• Data entries for graphics:
- - - - -
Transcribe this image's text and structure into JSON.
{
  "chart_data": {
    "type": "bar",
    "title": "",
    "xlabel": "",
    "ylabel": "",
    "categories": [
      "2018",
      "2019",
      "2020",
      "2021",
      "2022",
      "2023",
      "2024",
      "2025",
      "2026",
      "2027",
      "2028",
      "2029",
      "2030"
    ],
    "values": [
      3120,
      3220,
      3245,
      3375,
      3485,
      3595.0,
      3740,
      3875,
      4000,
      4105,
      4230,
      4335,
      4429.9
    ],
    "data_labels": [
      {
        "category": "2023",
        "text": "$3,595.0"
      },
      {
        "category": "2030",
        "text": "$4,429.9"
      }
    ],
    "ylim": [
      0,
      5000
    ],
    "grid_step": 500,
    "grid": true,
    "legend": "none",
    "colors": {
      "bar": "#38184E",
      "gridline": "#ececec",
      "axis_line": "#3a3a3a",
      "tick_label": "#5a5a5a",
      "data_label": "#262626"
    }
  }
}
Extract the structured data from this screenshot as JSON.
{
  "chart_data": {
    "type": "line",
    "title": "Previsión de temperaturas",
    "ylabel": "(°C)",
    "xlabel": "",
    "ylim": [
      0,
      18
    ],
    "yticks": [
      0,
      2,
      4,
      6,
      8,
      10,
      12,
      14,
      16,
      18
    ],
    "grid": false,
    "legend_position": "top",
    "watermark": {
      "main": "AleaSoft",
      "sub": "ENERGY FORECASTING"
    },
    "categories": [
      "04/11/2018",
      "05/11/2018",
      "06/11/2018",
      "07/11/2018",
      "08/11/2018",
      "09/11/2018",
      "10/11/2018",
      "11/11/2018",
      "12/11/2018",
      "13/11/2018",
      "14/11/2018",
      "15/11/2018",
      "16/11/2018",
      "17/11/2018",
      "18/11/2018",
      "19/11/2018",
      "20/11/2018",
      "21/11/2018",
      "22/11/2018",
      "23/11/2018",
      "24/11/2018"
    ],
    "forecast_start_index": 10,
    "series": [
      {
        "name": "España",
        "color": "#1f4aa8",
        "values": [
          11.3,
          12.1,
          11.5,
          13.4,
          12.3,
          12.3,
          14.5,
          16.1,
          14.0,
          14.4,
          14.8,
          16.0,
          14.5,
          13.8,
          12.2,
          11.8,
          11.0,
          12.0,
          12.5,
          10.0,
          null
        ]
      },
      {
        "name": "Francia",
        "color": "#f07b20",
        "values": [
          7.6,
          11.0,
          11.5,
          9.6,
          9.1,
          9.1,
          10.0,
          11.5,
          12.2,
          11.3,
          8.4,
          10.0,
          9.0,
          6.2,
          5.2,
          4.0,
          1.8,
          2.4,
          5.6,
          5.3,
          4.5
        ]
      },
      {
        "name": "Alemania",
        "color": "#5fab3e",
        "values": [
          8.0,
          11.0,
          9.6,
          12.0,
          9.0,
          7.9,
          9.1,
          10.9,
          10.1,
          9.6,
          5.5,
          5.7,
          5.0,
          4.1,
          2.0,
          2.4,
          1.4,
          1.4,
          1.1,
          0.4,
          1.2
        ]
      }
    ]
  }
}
- - - - -
• Given instruction: Each line that has the word "title" should be copied.

• Completed task:
    "title": "",
    "title": "Previsión de temperaturas",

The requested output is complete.